Copy everything from the first row down to the line with "book-tab[interactable]: 成交 [228,1497,278,1525]", replacing "book-tab" with "order-tab" and leaving the rest unchanged.
─── Data for this exercise
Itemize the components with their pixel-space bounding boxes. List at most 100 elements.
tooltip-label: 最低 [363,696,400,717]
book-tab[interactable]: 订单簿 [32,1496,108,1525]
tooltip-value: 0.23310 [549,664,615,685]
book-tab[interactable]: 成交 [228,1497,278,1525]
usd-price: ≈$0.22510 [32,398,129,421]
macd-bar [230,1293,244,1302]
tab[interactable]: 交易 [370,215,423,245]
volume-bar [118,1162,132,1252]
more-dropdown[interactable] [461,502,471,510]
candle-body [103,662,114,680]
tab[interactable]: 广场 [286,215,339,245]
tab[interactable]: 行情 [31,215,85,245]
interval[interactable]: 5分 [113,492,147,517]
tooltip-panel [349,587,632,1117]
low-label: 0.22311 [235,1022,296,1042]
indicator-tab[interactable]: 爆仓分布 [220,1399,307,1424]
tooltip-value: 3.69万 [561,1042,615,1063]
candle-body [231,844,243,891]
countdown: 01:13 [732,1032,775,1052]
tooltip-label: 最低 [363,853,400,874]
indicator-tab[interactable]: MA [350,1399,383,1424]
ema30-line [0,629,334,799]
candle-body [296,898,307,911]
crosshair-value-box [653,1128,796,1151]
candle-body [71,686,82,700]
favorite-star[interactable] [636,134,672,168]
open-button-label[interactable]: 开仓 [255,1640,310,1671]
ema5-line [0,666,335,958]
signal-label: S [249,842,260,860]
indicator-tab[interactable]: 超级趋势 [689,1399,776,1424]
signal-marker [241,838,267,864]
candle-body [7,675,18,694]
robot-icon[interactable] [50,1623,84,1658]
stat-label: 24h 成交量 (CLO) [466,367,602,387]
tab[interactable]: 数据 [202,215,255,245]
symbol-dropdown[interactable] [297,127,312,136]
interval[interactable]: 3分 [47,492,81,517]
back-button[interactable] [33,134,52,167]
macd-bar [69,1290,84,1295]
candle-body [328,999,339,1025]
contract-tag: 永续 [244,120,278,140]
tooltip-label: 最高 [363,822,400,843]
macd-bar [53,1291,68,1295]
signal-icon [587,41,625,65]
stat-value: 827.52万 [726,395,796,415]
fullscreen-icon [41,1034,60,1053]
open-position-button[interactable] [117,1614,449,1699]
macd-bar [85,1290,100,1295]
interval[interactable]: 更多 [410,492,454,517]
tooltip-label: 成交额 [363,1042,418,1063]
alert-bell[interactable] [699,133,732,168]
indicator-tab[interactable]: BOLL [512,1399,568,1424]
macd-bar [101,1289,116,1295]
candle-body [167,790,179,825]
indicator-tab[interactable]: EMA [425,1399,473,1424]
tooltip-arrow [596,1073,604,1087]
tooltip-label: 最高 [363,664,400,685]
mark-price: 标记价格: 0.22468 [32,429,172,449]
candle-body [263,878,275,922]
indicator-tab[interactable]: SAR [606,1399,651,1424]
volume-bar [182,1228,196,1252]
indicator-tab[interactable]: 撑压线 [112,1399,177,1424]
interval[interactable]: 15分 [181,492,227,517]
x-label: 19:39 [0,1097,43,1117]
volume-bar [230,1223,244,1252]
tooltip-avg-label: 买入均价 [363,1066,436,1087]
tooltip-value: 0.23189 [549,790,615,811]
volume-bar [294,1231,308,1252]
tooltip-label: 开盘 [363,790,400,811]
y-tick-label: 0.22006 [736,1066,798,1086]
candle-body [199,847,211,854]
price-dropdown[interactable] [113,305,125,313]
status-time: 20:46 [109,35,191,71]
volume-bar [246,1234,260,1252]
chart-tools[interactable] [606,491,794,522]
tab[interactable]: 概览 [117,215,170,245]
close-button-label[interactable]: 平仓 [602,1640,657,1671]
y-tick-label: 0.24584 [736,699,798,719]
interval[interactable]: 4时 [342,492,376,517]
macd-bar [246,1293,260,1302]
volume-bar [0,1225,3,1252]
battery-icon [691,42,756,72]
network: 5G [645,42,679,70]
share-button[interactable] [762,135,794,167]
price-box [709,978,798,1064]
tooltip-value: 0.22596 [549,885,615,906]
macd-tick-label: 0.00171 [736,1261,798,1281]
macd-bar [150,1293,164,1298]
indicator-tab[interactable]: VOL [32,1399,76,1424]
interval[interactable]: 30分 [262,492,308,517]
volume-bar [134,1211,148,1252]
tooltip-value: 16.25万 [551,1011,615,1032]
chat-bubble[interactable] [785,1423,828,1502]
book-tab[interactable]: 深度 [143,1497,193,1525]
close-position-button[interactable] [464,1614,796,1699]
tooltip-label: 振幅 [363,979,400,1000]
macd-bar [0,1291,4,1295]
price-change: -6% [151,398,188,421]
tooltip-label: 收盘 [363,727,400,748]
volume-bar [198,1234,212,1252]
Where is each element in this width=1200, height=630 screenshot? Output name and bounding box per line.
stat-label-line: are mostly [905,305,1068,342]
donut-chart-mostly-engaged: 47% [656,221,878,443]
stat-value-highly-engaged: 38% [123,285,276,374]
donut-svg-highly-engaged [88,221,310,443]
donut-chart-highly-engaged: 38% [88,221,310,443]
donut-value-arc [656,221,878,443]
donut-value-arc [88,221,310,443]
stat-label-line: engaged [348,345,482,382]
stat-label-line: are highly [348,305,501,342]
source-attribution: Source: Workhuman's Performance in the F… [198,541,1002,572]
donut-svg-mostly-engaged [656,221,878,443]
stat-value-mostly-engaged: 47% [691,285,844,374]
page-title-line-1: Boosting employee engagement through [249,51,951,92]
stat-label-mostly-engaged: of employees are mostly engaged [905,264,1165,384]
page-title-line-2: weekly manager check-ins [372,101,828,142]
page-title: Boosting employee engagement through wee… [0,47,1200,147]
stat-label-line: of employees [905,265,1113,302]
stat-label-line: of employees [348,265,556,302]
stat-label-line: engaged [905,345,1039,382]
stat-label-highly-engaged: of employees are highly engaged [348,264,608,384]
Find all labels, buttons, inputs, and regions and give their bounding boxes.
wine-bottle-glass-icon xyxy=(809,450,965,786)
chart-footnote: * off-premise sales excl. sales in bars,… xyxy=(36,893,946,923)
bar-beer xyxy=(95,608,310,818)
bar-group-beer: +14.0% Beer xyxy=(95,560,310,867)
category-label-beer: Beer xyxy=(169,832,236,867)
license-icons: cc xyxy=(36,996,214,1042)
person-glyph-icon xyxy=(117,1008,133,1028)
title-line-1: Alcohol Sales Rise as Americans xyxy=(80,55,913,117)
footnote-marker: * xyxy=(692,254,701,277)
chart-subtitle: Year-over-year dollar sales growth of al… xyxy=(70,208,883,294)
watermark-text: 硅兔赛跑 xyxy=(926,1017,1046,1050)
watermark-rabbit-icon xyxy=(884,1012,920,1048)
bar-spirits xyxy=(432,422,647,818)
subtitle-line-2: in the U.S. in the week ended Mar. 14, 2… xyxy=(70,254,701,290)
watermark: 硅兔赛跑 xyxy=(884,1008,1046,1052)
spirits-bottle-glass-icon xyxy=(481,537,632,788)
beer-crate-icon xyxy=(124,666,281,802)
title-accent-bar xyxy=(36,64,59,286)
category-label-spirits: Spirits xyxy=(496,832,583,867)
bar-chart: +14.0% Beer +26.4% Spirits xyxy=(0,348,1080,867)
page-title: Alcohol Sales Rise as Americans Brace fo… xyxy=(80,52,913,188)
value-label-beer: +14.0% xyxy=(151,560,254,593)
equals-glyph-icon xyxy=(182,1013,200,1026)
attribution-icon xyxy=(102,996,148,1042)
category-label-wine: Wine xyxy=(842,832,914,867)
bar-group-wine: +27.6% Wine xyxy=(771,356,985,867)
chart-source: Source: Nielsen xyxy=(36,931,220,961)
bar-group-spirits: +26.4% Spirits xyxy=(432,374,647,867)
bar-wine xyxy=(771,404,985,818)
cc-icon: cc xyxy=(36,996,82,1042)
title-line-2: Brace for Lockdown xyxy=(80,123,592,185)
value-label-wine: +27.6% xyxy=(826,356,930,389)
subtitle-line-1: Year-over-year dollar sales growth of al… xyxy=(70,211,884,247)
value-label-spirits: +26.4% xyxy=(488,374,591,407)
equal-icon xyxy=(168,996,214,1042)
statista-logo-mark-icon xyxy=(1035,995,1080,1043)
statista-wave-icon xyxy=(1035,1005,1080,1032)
──────
Task solution:
Itemize the components with their pixel-space bounding boxes. List at most 100 elements.
tooltip-label: 最低 [363,696,400,717]
order-tab[interactable]: 订单簿 [32,1496,108,1525]
tooltip-value: 0.23310 [549,664,615,685]
order-tab[interactable]: 成交 [228,1497,278,1525]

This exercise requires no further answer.